▶ Tasks to carry out:
[A] According to the daily technical highlights on HWGB and LYC, at what price was the stop loss for HWGB shares set?
[B] Write the next part of the daily technical highlights on HWGB and LYC, following on from its final sentence.

▶ Document passage:
---+---
Kenanga Research & Investment

Daily technical highlights – (HWGB, LYC)

kiasutrader
Publish date: Tue, 10 Nov 2020, 12:05 PM

Ho Wah Genting Bhd (Trading Buy)

• HWGB just announced that the Group has obtained approval (which would be valid for one year) from the Ministry of Health of Indonesia to manufacture medical devices comprising surgical face masks, COVID-19 rapid test cassettes and liquid chemical sterilants / high level disinfectants.

• This marks a further step for the Group to diversify into the healthcare-related businesses following its previously disclosed plans to undertake research study for the development of Covid-19 vaccines, as well as the import & distribution of Covid19 test kits and other medical devices in Malaysia.

• On the chart, HWGB’s share price has bounced up from a trough of RM0.46 in the beginning of October to reach as high as RM0.91 in the second half of last month. After plotting a series of higher lows subsequently, the stock is now on the edge of breaking out from a short-term symmetrical triangle pattern.

• The upward bias stance is also backed by the share price crossover of its 50-day SMA line in the later part of last week.

• Riding on the positive momentum, HWGB shares could be on the way to test our resistance thresholds of RM0.91 (R1; 14% upside potential) and RM1.01 (R2; 26% upside potential).

• We have pegged our stop loss price at RM0.70 (or 12% downside risk from its last traded price of RM0.80).
---+---
▶ Material shown:
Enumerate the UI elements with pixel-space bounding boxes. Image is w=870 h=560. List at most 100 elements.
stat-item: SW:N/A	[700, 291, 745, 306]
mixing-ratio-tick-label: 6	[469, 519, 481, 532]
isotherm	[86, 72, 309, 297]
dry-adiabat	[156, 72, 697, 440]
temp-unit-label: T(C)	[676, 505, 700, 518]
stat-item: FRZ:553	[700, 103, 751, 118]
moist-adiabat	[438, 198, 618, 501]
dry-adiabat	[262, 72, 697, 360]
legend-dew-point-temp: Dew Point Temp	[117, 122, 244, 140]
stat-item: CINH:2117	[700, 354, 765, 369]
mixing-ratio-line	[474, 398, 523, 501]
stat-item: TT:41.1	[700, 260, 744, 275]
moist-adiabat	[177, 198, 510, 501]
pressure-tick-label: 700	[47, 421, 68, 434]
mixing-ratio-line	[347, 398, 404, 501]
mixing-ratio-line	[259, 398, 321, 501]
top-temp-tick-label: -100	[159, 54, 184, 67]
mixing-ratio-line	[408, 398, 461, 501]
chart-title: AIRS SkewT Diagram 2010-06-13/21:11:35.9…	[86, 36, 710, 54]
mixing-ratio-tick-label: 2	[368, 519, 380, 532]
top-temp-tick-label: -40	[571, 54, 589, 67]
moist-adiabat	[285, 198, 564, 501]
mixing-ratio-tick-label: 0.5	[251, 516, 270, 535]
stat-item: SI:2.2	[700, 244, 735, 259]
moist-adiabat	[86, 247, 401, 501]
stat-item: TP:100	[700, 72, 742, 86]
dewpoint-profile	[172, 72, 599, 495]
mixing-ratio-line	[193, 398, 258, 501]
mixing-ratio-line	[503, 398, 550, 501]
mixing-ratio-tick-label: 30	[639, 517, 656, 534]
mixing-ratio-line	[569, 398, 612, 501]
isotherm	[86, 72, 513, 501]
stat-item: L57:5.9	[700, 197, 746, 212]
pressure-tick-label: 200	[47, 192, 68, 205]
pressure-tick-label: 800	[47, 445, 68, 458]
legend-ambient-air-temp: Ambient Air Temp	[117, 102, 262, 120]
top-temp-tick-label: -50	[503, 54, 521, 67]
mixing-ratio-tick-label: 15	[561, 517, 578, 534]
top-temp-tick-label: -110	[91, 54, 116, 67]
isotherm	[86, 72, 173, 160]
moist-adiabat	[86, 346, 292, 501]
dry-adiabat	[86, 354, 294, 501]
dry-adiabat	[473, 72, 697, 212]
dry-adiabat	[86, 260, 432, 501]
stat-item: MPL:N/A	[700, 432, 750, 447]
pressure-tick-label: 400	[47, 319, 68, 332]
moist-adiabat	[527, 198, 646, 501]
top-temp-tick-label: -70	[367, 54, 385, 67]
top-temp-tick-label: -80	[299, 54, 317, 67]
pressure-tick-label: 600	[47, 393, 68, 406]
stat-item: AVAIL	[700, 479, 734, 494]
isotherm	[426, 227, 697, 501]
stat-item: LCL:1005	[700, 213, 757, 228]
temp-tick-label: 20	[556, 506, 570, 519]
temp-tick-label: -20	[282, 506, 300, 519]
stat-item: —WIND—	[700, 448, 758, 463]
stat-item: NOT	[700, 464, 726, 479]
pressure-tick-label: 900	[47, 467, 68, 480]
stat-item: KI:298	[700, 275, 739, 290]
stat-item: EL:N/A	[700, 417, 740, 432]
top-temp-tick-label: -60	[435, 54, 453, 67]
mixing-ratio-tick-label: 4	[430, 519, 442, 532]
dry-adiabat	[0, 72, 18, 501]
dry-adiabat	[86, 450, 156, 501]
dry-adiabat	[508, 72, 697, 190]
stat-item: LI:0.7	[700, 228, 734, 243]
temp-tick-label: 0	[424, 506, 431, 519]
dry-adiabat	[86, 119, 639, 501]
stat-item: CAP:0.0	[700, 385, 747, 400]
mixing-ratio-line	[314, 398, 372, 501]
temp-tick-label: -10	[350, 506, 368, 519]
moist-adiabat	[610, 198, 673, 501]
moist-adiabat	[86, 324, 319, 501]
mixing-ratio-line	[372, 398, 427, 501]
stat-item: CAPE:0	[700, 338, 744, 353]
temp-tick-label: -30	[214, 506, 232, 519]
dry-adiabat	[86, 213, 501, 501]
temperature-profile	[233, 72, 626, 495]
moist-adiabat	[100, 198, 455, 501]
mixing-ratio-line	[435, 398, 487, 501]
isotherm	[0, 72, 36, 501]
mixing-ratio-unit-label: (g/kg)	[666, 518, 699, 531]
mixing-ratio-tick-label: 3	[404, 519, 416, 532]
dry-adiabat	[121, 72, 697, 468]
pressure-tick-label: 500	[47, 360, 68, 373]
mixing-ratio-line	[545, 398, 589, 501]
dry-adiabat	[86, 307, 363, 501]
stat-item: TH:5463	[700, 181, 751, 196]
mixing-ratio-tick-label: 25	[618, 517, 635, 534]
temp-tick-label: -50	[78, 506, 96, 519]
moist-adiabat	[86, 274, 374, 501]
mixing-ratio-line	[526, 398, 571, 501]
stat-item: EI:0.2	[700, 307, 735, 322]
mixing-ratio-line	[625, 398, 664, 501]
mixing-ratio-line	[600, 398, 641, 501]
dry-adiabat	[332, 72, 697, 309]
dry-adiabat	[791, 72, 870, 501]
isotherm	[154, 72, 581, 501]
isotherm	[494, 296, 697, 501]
---+---
▶ Results for each task:
[A] RM0.70, which is 12% downside risk from the last traded price of RM0.80.

[B]
LYC Healthcare Bhd (Trading Buy)

• LYC is involved in the healthcare business, providing mother and child care related services such as postnatal & postpartum care and confinement care.

• The Group has also diversified into other healthcare segments such as senior living homes, family clinic, childcare services, cosmetic & aesthetic and fertility services. In addition, it is venturing into Singapore via the acquisitions of two companies that operate medical centres for SGD14.2m.

• From a technical perspective, the stock – after rebounding from a low of RM0.32 in early November – has cut above the lower boundary of the Bollinger Band to trigger a buy signal last Thursday.

• On the back of the positive momentum, LYC shares could climb towards our resistance hurdles of RM0.39 (R1) and RM0.44 (R2). This represents upside potentials of 16% and 31%, respectively.

• Our stop loss price is set at RM0.29 (or 13% downside risk from yesterday’s closing price of RM0.335).